■ **EXCERPTED RECORDS**:
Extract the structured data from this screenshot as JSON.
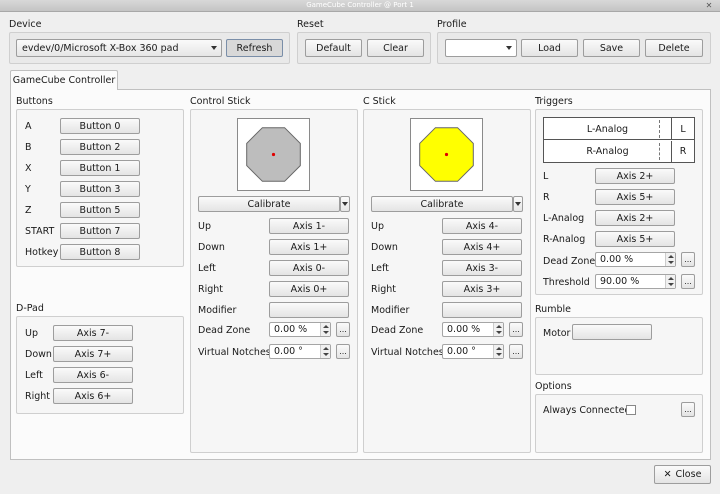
{
  "window": {
    "title": "GameCube Controller @ Port 1"
  },
  "device": {
    "label": "Device",
    "selected": "evdev/0/Microsoft X-Box 360 pad",
    "refresh": "Refresh"
  },
  "reset": {
    "label": "Reset",
    "default": "Default",
    "clear": "Clear"
  },
  "profile": {
    "label": "Profile",
    "selected": "",
    "load": "Load",
    "save": "Save",
    "delete": "Delete"
  },
  "tab": {
    "label": "GameCube Controller"
  },
  "buttons": {
    "title": "Buttons",
    "rows": [
      {
        "name": "A",
        "value": "Button 0"
      },
      {
        "name": "B",
        "value": "Button 2"
      },
      {
        "name": "X",
        "value": "Button 1"
      },
      {
        "name": "Y",
        "value": "Button 3"
      },
      {
        "name": "Z",
        "value": "Button 5"
      },
      {
        "name": "START",
        "value": "Button 7"
      },
      {
        "name": "Hotkey",
        "value": "Button 8"
      }
    ]
  },
  "dpad": {
    "title": "D-Pad",
    "rows": [
      {
        "name": "Up",
        "value": "Axis 7-"
      },
      {
        "name": "Down",
        "value": "Axis 7+"
      },
      {
        "name": "Left",
        "value": "Axis 6-"
      },
      {
        "name": "Right",
        "value": "Axis 6+"
      }
    ]
  },
  "control_stick": {
    "title": "Control Stick",
    "calibrate": "Calibrate",
    "rows": [
      {
        "name": "Up",
        "value": "Axis 1-"
      },
      {
        "name": "Down",
        "value": "Axis 1+"
      },
      {
        "name": "Left",
        "value": "Axis 0-"
      },
      {
        "name": "Right",
        "value": "Axis 0+"
      },
      {
        "name": "Modifier",
        "value": ""
      }
    ],
    "dead_zone": {
      "label": "Dead Zone",
      "value": "0.00 %"
    },
    "notches": {
      "label": "Virtual Notches",
      "value": "0.00 °"
    },
    "fill_color": "#bdbdbd"
  },
  "c_stick": {
    "title": "C Stick",
    "calibrate": "Calibrate",
    "rows": [
      {
        "name": "Up",
        "value": "Axis 4-"
      },
      {
        "name": "Down",
        "value": "Axis 4+"
      },
      {
        "name": "Left",
        "value": "Axis 3-"
      },
      {
        "name": "Right",
        "value": "Axis 3+"
      },
      {
        "name": "Modifier",
        "value": ""
      }
    ],
    "dead_zone": {
      "label": "Dead Zone",
      "value": "0.00 %"
    },
    "notches": {
      "label": "Virtual Notches",
      "value": "0.00 °"
    },
    "fill_color": "#ffff00"
  },
  "triggers": {
    "title": "Triggers",
    "table": [
      {
        "name": "L-Analog",
        "key": "L"
      },
      {
        "name": "R-Analog",
        "key": "R"
      }
    ],
    "rows": [
      {
        "name": "L",
        "value": "Axis 2+"
      },
      {
        "name": "R",
        "value": "Axis 5+"
      },
      {
        "name": "L-Analog",
        "value": "Axis 2+"
      },
      {
        "name": "R-Analog",
        "value": "Axis 5+"
      }
    ],
    "dead_zone": {
      "label": "Dead Zone",
      "value": "0.00 %"
    },
    "threshold": {
      "label": "Threshold",
      "value": "90.00 %"
    }
  },
  "rumble": {
    "title": "Rumble",
    "motor_label": "Motor",
    "motor_value": ""
  },
  "options": {
    "title": "Options",
    "always_connected": "Always Connected"
  },
  "more_glyph": "...",
  "close": {
    "label": "Close",
    "glyph": "✕"
  },
  "colors": {
    "stick_dot": "#e00000",
    "accent_border": "#7a8ea8"
  }
}
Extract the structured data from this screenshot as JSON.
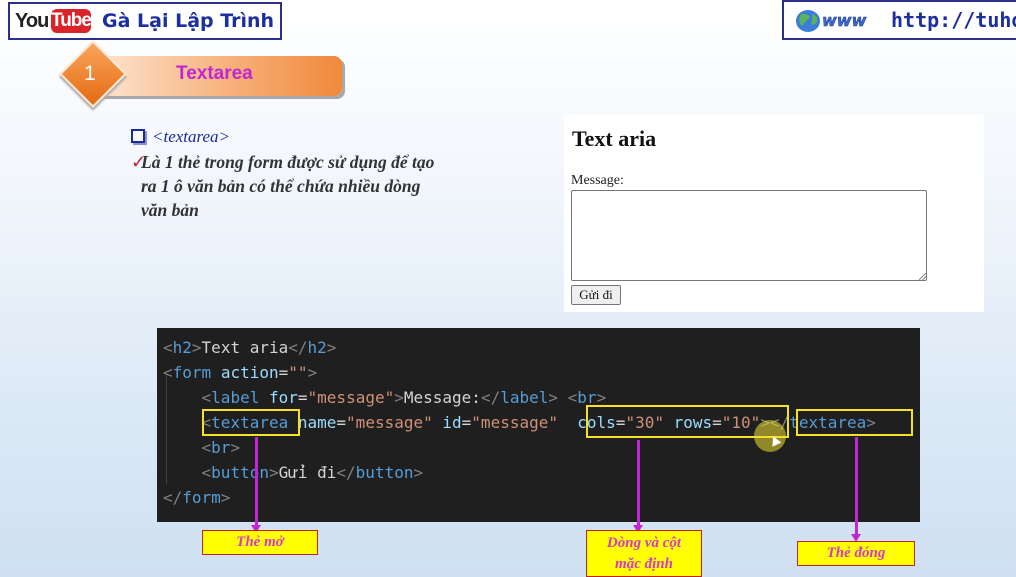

■ **EXERCISE AIM**:
Exclude the pictures and transcribe all of the entries exactly.

■ **RESULT BELOW**:
Extract the structured data from this screenshot as JSON.
{
  "window": {
    "title": "GameCube Controller @ Port 1"
  },
  "device": {
    "label": "Device",
    "selected": "evdev/0/Microsoft X-Box 360 pad",
    "refresh": "Refresh"
  },
  "reset": {
    "label": "Reset",
    "default": "Default",
    "clear": "Clear"
  },
  "profile": {
    "label": "Profile",
    "selected": "",
    "load": "Load",
    "save": "Save",
    "delete": "Delete"
  },
  "tab": {
    "label": "GameCube Controller"
  },
  "buttons": {
    "title": "Buttons",
    "rows": [
      {
        "name": "A",
        "value": "Button 0"
      },
      {
        "name": "B",
        "value": "Button 2"
      },
      {
        "name": "X",
        "value": "Button 1"
      },
      {
        "name": "Y",
        "value": "Button 3"
      },
      {
        "name": "Z",
        "value": "Button 5"
      },
      {
        "name": "START",
        "value": "Button 7"
      },
      {
        "name": "Hotkey",
        "value": "Button 8"
      }
    ]
  },
  "dpad": {
    "title": "D-Pad",
    "rows": [
      {
        "name": "Up",
        "value": "Axis 7-"
      },
      {
        "name": "Down",
        "value": "Axis 7+"
      },
      {
        "name": "Left",
        "value": "Axis 6-"
      },
      {
        "name": "Right",
        "value": "Axis 6+"
      }
    ]
  },
  "control_stick": {
    "title": "Control Stick",
    "calibrate": "Calibrate",
    "rows": [
      {
        "name": "Up",
        "value": "Axis 1-"
      },
      {
        "name": "Down",
        "value": "Axis 1+"
      },
      {
        "name": "Left",
        "value": "Axis 0-"
      },
      {
        "name": "Right",
        "value": "Axis 0+"
      },
      {
        "name": "Modifier",
        "value": ""
      }
    ],
    "dead_zone": {
      "label": "Dead Zone",
      "value": "0.00 %"
    },
    "notches": {
      "label": "Virtual Notches",
      "value": "0.00 °"
    },
    "fill_color": "#bdbdbd"
  },
  "c_stick": {
    "title": "C Stick",
    "calibrate": "Calibrate",
    "rows": [
      {
        "name": "Up",
        "value": "Axis 4-"
      },
      {
        "name": "Down",
        "value": "Axis 4+"
      },
      {
        "name": "Left",
        "value": "Axis 3-"
      },
      {
        "name": "Right",
        "value": "Axis 3+"
      },
      {
        "name": "Modifier",
        "value": ""
      }
    ],
    "dead_zone": {
      "label": "Dead Zone",
      "value": "0.00 %"
    },
    "notches": {
      "label": "Virtual Notches",
      "value": "0.00 °"
    },
    "fill_color": "#ffff00"
  },
  "triggers": {
    "title": "Triggers",
    "table": [
      {
        "name": "L-Analog",
        "key": "L"
      },
      {
        "name": "R-Analog",
        "key": "R"
      }
    ],
    "rows": [
      {
        "name": "L",
        "value": "Axis 2+"
      },
      {
        "name": "R",
        "value": "Axis 5+"
      },
      {
        "name": "L-Analog",
        "value": "Axis 2+"
      },
      {
        "name": "R-Analog",
        "value": "Axis 5+"
      }
    ],
    "dead_zone": {
      "label": "Dead Zone",
      "value": "0.00 %"
    },
    "threshold": {
      "label": "Threshold",
      "value": "90.00 %"
    }
  },
  "rumble": {
    "title": "Rumble",
    "motor_label": "Motor",
    "motor_value": ""
  },
  "options": {
    "title": "Options",
    "always_connected": "Always Connected"
  },
  "more_glyph": "...",
  "close": {
    "label": "Close",
    "glyph": "✕"
  },
  "colors": {
    "stick_dot": "#e00000",
    "accent_border": "#7a8ea8"
  }
}
Extract the structured data from this screenshot as JSON.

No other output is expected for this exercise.